- _Dataset records_
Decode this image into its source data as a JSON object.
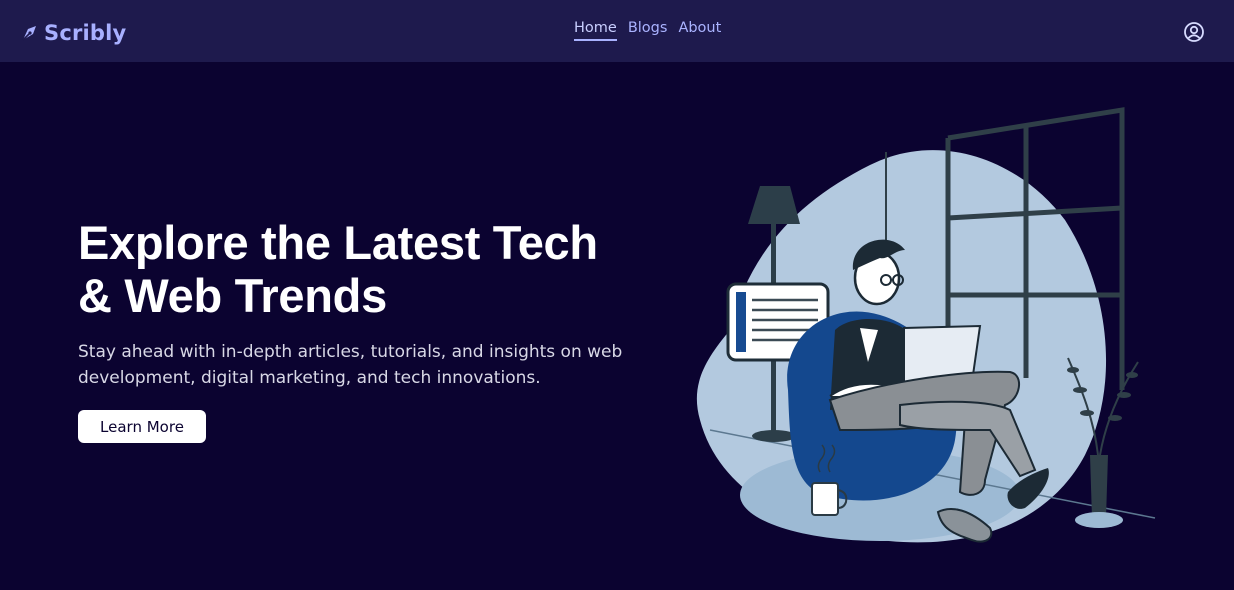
{
  "brand": {
    "name": "Scribly",
    "icon": "pen-nib-icon",
    "color": "#a8b0ff"
  },
  "nav": {
    "links": [
      {
        "label": "Home",
        "active": true
      },
      {
        "label": "Blogs",
        "active": false
      },
      {
        "label": "About",
        "active": false
      }
    ],
    "profile_icon": "user-circle-icon"
  },
  "hero": {
    "title_line1": "Explore the Latest Tech",
    "title_line2": "& Web Trends",
    "subtitle": "Stay ahead with in-depth articles, tutorials, and insights on web development, digital marketing, and tech innovations.",
    "cta_label": "Learn More"
  },
  "colors": {
    "page_bg": "#0b0330",
    "navbar_bg": "#1e1a4d",
    "accent": "#a8b0ff",
    "illustration_blob": "#b3c9df",
    "illustration_navy": "#14488e"
  }
}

- _Aim_
Transcribe every entry above exactly. Omit all pictures.

- _Exercise solution_
Decode this image into its source data as a JSON object.
{
  "brand": {
    "name": "Scribly",
    "icon": "pen-nib-icon",
    "color": "#a8b0ff"
  },
  "nav": {
    "links": [
      {
        "label": "Home",
        "active": true
      },
      {
        "label": "Blogs",
        "active": false
      },
      {
        "label": "About",
        "active": false
      }
    ],
    "profile_icon": "user-circle-icon"
  },
  "hero": {
    "title_line1": "Explore the Latest Tech",
    "title_line2": "& Web Trends",
    "subtitle": "Stay ahead with in-depth articles, tutorials, and insights on web development, digital marketing, and tech innovations.",
    "cta_label": "Learn More"
  },
  "colors": {
    "page_bg": "#0b0330",
    "navbar_bg": "#1e1a4d",
    "accent": "#a8b0ff",
    "illustration_blob": "#b3c9df",
    "illustration_navy": "#14488e"
  }
}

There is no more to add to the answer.